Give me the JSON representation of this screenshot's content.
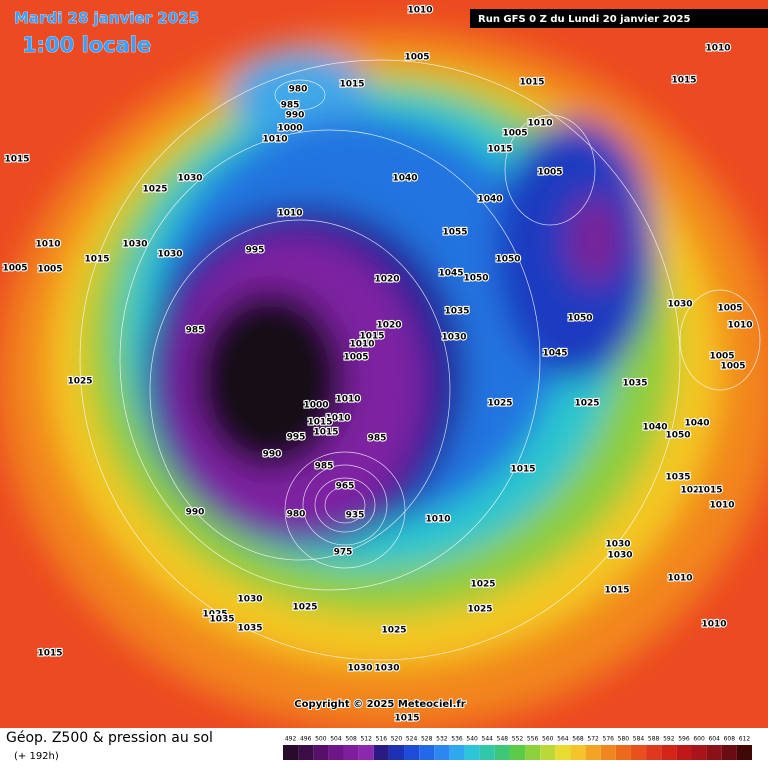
{
  "header": {
    "date": "Mardi 28 janvier 2025",
    "time": "1:00 locale",
    "run": "Run GFS 0 Z du Lundi 20 janvier 2025"
  },
  "footer": {
    "copyright": "Copyright © 2025 Meteociel.fr",
    "field": "Géop. Z500 & pression au sol",
    "lead": "(+ 192h)"
  },
  "scale": {
    "ticks": [
      492,
      496,
      500,
      504,
      508,
      512,
      516,
      520,
      524,
      528,
      532,
      536,
      540,
      544,
      548,
      552,
      556,
      560,
      564,
      568,
      572,
      576,
      580,
      584,
      588,
      592,
      596,
      600,
      604,
      608,
      612
    ]
  },
  "isobar_labels": [
    1010,
    1005,
    980,
    1015,
    985,
    990,
    1000,
    1010,
    1015,
    1015,
    1010,
    1010,
    1005,
    1015,
    1005,
    1040,
    1040,
    1055,
    1050,
    1045,
    1050,
    1035,
    1030,
    1020,
    1020,
    1015,
    1010,
    1005,
    1010,
    1000,
    1010,
    1015,
    1015,
    995,
    985,
    990,
    985,
    965,
    935,
    980,
    975,
    990,
    985,
    1025,
    1015,
    1025,
    1030,
    1010,
    995,
    1030,
    1030,
    1010,
    1015,
    1005,
    1005,
    1050,
    1045,
    1035,
    1025,
    1025,
    1030,
    1005,
    1010,
    1005,
    1005,
    1040,
    1040,
    1050,
    1015,
    1035,
    1020,
    1015,
    1010,
    1010,
    1030,
    1030,
    1015,
    1010,
    1010,
    1025,
    1025,
    1025,
    1030,
    1025,
    1025,
    1035,
    1035,
    1015,
    1030,
    1030,
    1015
  ]
}
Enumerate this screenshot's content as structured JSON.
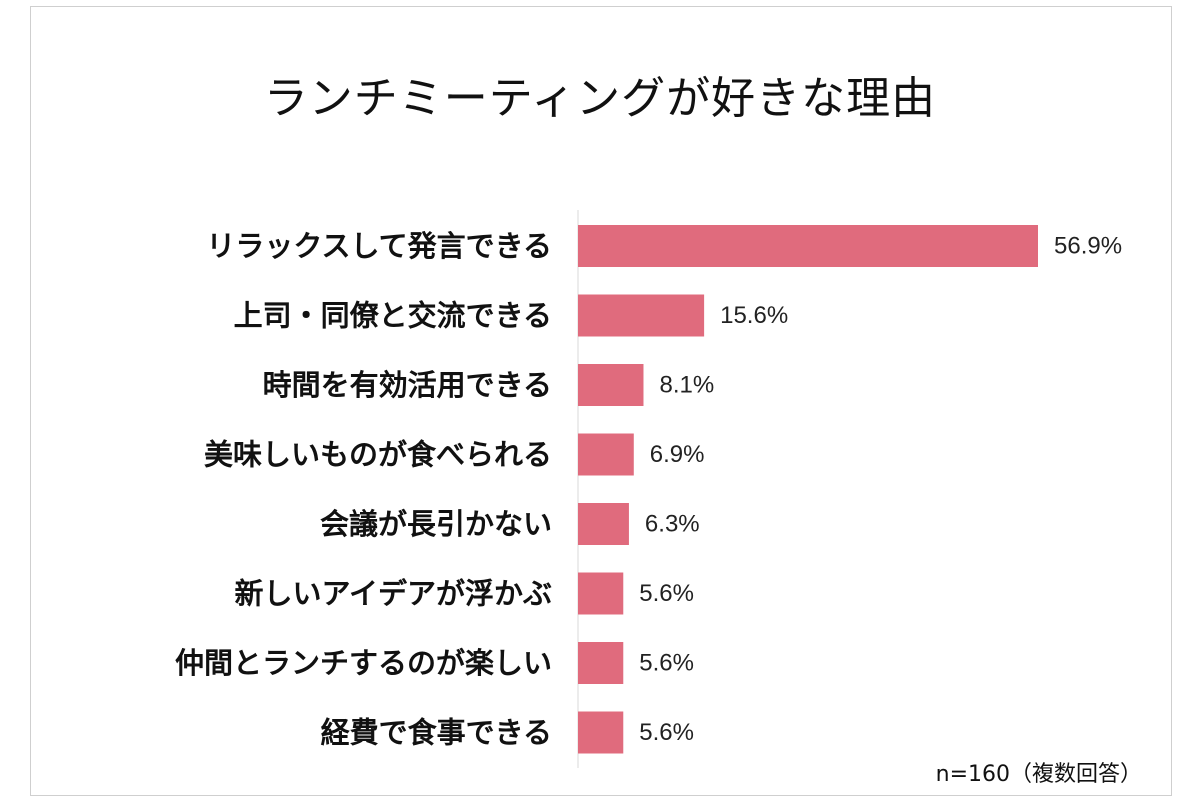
{
  "chart_data": {
    "type": "bar",
    "orientation": "horizontal",
    "title": "ランチミーティングが好きな理由",
    "categories": [
      "リラックスして発言できる",
      "上司・同僚と交流できる",
      "時間を有効活用できる",
      "美味しいものが食べられる",
      "会議が長引かない",
      "新しいアイデアが浮かぶ",
      "仲間とランチするのが楽しい",
      "経費で食事できる"
    ],
    "values": [
      56.9,
      15.6,
      8.1,
      6.9,
      6.3,
      5.6,
      5.6,
      5.6
    ],
    "value_labels": [
      "56.9%",
      "15.6%",
      "8.1%",
      "6.9%",
      "6.3%",
      "5.6%",
      "5.6%",
      "5.6%"
    ],
    "bar_color": "#e06b7d",
    "axis_line_color": "#d9d9d9",
    "xlim": [
      0,
      70
    ],
    "grid": false,
    "legend": "none",
    "note": "n=160（複数回答）"
  }
}
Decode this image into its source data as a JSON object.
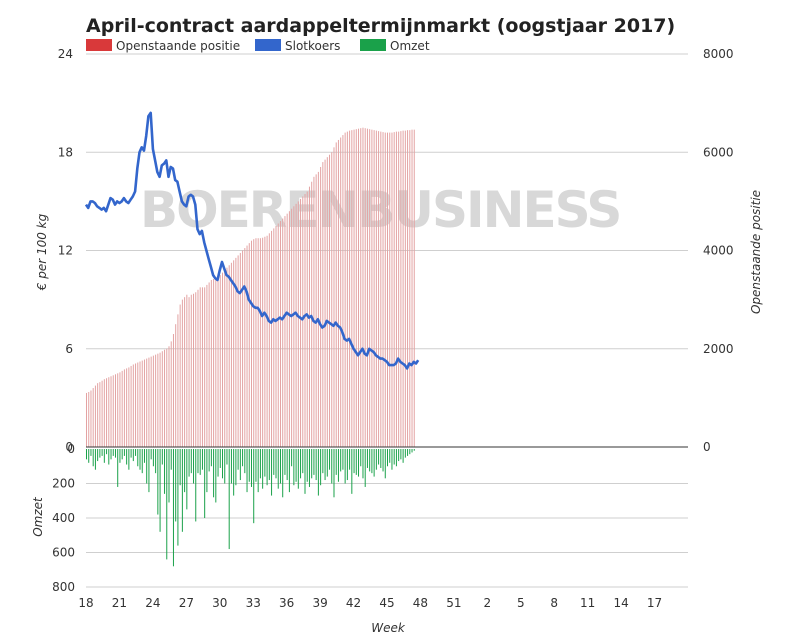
{
  "chart_data": {
    "type": "bar",
    "title": "April-contract aardappeltermijnmarkt (oogstjaar 2017)",
    "watermark": "BOERENBUSINESS",
    "legend": [
      {
        "name": "Openstaande positie",
        "color": "#d9393a"
      },
      {
        "name": "Slotkoers",
        "color": "#3366cc"
      },
      {
        "name": "Omzet",
        "color": "#1aa14a"
      }
    ],
    "xlabel": "Week",
    "ylabel_left": "€ per 100 kg",
    "ylabel_right": "Openstaande positie",
    "ylabel_volume": "Omzet",
    "x_ticks": [
      "18",
      "21",
      "24",
      "27",
      "30",
      "33",
      "36",
      "39",
      "42",
      "45",
      "48",
      "51",
      "2",
      "5",
      "8",
      "11",
      "14",
      "17"
    ],
    "y_left_ticks": [
      "24",
      "18",
      "12",
      "6",
      "0"
    ],
    "y_right_ticks": [
      "8000",
      "6000",
      "4000",
      "2000",
      "0"
    ],
    "y_volume_ticks": [
      "0",
      "200",
      "400",
      "600",
      "800"
    ],
    "y_left_range": [
      0,
      24
    ],
    "y_right_range": [
      0,
      8000
    ],
    "y_volume_range": [
      0,
      800
    ],
    "x_range_weeks": [
      0,
      54
    ],
    "series": [
      {
        "name": "Openstaande positie",
        "axis": "right",
        "x_step_weeks": 0.2,
        "values": [
          1100,
          1120,
          1150,
          1200,
          1250,
          1300,
          1320,
          1350,
          1380,
          1400,
          1420,
          1440,
          1460,
          1480,
          1500,
          1520,
          1550,
          1580,
          1600,
          1620,
          1650,
          1680,
          1700,
          1720,
          1740,
          1760,
          1780,
          1800,
          1820,
          1840,
          1860,
          1880,
          1900,
          1920,
          1950,
          1980,
          2000,
          2050,
          2150,
          2300,
          2500,
          2700,
          2900,
          3000,
          3050,
          3100,
          3050,
          3100,
          3120,
          3150,
          3200,
          3250,
          3250,
          3250,
          3300,
          3350,
          3400,
          3420,
          3450,
          3480,
          3500,
          3550,
          3600,
          3650,
          3700,
          3750,
          3800,
          3850,
          3900,
          3950,
          4000,
          4050,
          4100,
          4150,
          4200,
          4230,
          4250,
          4250,
          4250,
          4260,
          4280,
          4300,
          4350,
          4400,
          4450,
          4500,
          4550,
          4600,
          4650,
          4700,
          4750,
          4800,
          4850,
          4900,
          4950,
          5000,
          5050,
          5100,
          5150,
          5200,
          5300,
          5400,
          5500,
          5550,
          5600,
          5700,
          5800,
          5850,
          5900,
          5950,
          6000,
          6100,
          6200,
          6250,
          6300,
          6350,
          6400,
          6420,
          6440,
          6450,
          6460,
          6470,
          6480,
          6490,
          6500,
          6490,
          6480,
          6470,
          6460,
          6450,
          6440,
          6430,
          6420,
          6410,
          6400,
          6400,
          6400,
          6400,
          6410,
          6420,
          6420,
          6430,
          6440,
          6440,
          6450,
          6450,
          6460,
          6460
        ]
      },
      {
        "name": "Slotkoers",
        "axis": "left",
        "x_step_weeks": 0.2,
        "values": [
          14.8,
          14.6,
          15.0,
          15.0,
          14.9,
          14.7,
          14.6,
          14.5,
          14.6,
          14.4,
          14.8,
          15.2,
          15.1,
          14.8,
          15.0,
          14.9,
          15.0,
          15.2,
          15.0,
          14.9,
          15.1,
          15.3,
          15.6,
          17.0,
          18.0,
          18.3,
          18.1,
          19.0,
          20.2,
          20.4,
          18.2,
          17.5,
          16.8,
          16.5,
          17.2,
          17.3,
          17.5,
          16.5,
          17.1,
          17.0,
          16.3,
          16.2,
          15.6,
          15.0,
          14.8,
          14.7,
          15.3,
          15.4,
          15.3,
          14.8,
          13.3,
          13.0,
          13.2,
          12.5,
          12.0,
          11.5,
          11.0,
          10.5,
          10.3,
          10.2,
          10.8,
          11.3,
          10.9,
          10.5,
          10.4,
          10.2,
          10.0,
          9.8,
          9.5,
          9.4,
          9.6,
          9.8,
          9.5,
          9.0,
          8.8,
          8.6,
          8.5,
          8.5,
          8.3,
          8.0,
          8.2,
          8.0,
          7.7,
          7.6,
          7.8,
          7.7,
          7.8,
          7.9,
          7.8,
          8.0,
          8.2,
          8.1,
          8.0,
          8.1,
          8.2,
          8.0,
          7.9,
          7.8,
          8.0,
          8.1,
          7.9,
          8.0,
          7.7,
          7.6,
          7.8,
          7.5,
          7.3,
          7.4,
          7.7,
          7.6,
          7.5,
          7.4,
          7.6,
          7.4,
          7.3,
          7.0,
          6.6,
          6.5,
          6.6,
          6.3,
          6.0,
          5.8,
          5.6,
          5.8,
          6.0,
          5.7,
          5.6,
          6.0,
          5.9,
          5.8,
          5.6,
          5.5,
          5.4,
          5.4,
          5.3,
          5.2,
          5.0,
          5.0,
          5.0,
          5.1,
          5.4,
          5.2,
          5.1,
          5.0,
          4.8,
          5.1,
          5.0,
          5.2,
          5.1,
          5.3
        ]
      },
      {
        "name": "Omzet",
        "axis": "volume",
        "x_step_weeks": 0.2,
        "values": [
          60,
          80,
          40,
          100,
          120,
          70,
          50,
          40,
          80,
          30,
          90,
          60,
          40,
          50,
          220,
          80,
          60,
          40,
          90,
          120,
          50,
          70,
          40,
          100,
          120,
          140,
          80,
          200,
          250,
          60,
          100,
          140,
          380,
          480,
          90,
          260,
          640,
          310,
          120,
          680,
          420,
          560,
          210,
          480,
          250,
          350,
          160,
          140,
          200,
          420,
          140,
          150,
          120,
          400,
          250,
          130,
          100,
          280,
          310,
          160,
          110,
          170,
          200,
          90,
          580,
          200,
          270,
          210,
          120,
          180,
          100,
          140,
          250,
          190,
          220,
          430,
          190,
          250,
          170,
          230,
          160,
          210,
          180,
          270,
          150,
          170,
          230,
          200,
          280,
          150,
          180,
          250,
          100,
          210,
          190,
          230,
          170,
          140,
          260,
          190,
          220,
          170,
          150,
          180,
          270,
          210,
          140,
          180,
          160,
          120,
          200,
          280,
          150,
          190,
          130,
          120,
          200,
          180,
          120,
          260,
          140,
          150,
          160,
          100,
          170,
          220,
          110,
          130,
          140,
          160,
          120,
          90,
          110,
          130,
          170,
          100,
          80,
          120,
          90,
          100,
          70,
          60,
          80,
          50,
          40,
          30,
          20,
          10
        ]
      }
    ]
  }
}
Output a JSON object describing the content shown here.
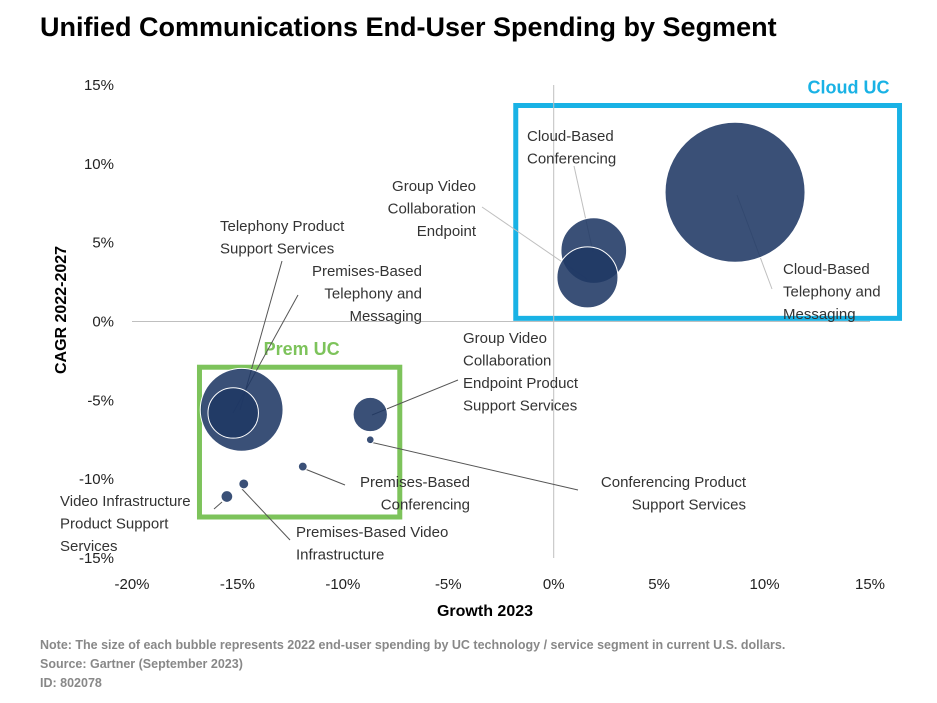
-=-=-=-=-
* [THE TASK]: Looking at the entries above, say how many lines contain the word "this". Only the number is wanted.

* [THE RESPONSE]: 3